▶ Extracted material
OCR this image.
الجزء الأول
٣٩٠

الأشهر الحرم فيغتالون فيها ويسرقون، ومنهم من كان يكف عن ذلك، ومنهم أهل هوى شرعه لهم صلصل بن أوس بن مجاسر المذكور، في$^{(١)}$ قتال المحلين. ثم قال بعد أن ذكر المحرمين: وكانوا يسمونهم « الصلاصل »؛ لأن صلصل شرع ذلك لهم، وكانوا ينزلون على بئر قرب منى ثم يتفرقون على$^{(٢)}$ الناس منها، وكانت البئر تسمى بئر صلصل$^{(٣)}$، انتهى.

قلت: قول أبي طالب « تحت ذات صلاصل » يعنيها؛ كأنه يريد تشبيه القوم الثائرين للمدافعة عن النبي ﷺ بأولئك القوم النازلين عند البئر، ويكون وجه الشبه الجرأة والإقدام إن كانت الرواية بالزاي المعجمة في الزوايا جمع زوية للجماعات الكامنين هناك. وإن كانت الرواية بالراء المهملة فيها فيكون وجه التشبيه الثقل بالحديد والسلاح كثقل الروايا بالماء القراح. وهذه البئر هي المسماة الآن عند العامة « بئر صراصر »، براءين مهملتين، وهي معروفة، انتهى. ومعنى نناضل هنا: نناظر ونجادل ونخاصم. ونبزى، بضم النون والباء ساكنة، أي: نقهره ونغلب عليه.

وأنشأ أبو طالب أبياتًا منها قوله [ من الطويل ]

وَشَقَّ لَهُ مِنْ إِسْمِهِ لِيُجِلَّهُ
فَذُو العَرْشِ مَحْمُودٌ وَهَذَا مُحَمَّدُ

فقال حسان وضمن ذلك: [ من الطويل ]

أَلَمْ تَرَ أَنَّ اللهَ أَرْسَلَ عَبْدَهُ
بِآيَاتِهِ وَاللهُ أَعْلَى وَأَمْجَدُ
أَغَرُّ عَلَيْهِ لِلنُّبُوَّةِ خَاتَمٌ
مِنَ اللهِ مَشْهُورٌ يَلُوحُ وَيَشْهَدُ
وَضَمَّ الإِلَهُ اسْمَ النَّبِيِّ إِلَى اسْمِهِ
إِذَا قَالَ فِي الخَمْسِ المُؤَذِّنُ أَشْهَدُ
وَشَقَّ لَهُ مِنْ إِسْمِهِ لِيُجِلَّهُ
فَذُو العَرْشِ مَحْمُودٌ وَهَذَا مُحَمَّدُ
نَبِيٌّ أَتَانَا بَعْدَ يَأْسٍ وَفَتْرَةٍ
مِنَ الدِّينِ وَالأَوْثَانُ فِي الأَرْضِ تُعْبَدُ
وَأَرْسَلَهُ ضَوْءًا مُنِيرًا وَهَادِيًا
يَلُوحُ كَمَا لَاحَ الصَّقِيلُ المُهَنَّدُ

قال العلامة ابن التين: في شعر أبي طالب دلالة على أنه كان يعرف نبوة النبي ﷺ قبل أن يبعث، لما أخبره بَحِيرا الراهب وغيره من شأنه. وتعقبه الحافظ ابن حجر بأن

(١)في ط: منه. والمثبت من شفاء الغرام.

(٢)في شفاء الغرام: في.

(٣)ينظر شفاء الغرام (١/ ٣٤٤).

▶ Work to be completed
Recopy the whole listing exactly.

▶ Reply
OCR this image.
الجزء الأول
٣٩٠

الأشهر الحرم فيغتالون فيها ويسرقون، ومنهم من كان يكف عن ذلك، ومنهم أهل هوى شرعه لهم صلصل بن أوس بن مجاسر المذكور، في$^{(١)}$ قتال المحلين. ثم قال بعد أن ذكر المحرمين: وكانوا يسمونهم « الصلاصل »؛ لأن صلصل شرع ذلك لهم، وكانوا ينزلون على بئر قرب منى ثم يتفرقون على$^{(٢)}$ الناس منها، وكانت البئر تسمى بئر صلصل$^{(٣)}$، انتهى.

قلت: قول أبي طالب « تحت ذات صلاصل » يعنيها؛ كأنه يريد تشبيه القوم الثائرين للمدافعة عن النبي ﷺ بأولئك القوم النازلين عند البئر، ويكون وجه الشبه الجرأة والإقدام إن كانت الرواية بالزاي المعجمة في الزوايا جمع زوية للجماعات الكامنين هناك. وإن كانت الرواية بالراء المهملة فيها فيكون وجه التشبيه الثقل بالحديد والسلاح كثقل الروايا بالماء القراح. وهذه البئر هي المسماة الآن عند العامة « بئر صراصر »، براءين مهملتين، وهي معروفة، انتهى. ومعنى نناضل هنا: نناظر ونجادل ونخاصم. ونبزى، بضم النون والباء ساكنة، أي: نقهره ونغلب عليه.

وأنشأ أبو طالب أبياتًا منها قوله [ من الطويل ]

وَشَقَّ لَهُ مِنْ إِسْمِهِ لِيُجِلَّهُ
فَذُو العَرْشِ مَحْمُودٌ وَهَذَا مُحَمَّدُ

فقال حسان وضمن ذلك: [ من الطويل ]

أَلَمْ تَرَ أَنَّ اللهَ أَرْسَلَ عَبْدَهُ
بِآيَاتِهِ وَاللهُ أَعْلَى وَأَمْجَدُ
أَغَرُّ عَلَيْهِ لِلنُّبُوَّةِ خَاتَمٌ
مِنَ اللهِ مَشْهُورٌ يَلُوحُ وَيَشْهَدُ
وَضَمَّ الإِلَهُ اسْمَ النَّبِيِّ إِلَى اسْمِهِ
إِذَا قَالَ فِي الخَمْسِ المُؤَذِّنُ أَشْهَدُ
وَشَقَّ لَهُ مِنْ إِسْمِهِ لِيُجِلَّهُ
فَذُو العَرْشِ مَحْمُودٌ وَهَذَا مُحَمَّدُ
نَبِيٌّ أَتَانَا بَعْدَ يَأْسٍ وَفَتْرَةٍ
مِنَ الدِّينِ وَالأَوْثَانُ فِي الأَرْضِ تُعْبَدُ
وَأَرْسَلَهُ ضَوْءًا مُنِيرًا وَهَادِيًا
يَلُوحُ كَمَا لَاحَ الصَّقِيلُ المُهَنَّدُ

قال العلامة ابن التين: في شعر أبي طالب دلالة على أنه كان يعرف نبوة النبي ﷺ قبل أن يبعث، لما أخبره بَحِيرا الراهب وغيره من شأنه. وتعقبه الحافظ ابن حجر بأن

(١)في ط: منه. والمثبت من شفاء الغرام.

(٢)في شفاء الغرام: في.

(٣)ينظر شفاء الغرام (١/ ٣٤٤).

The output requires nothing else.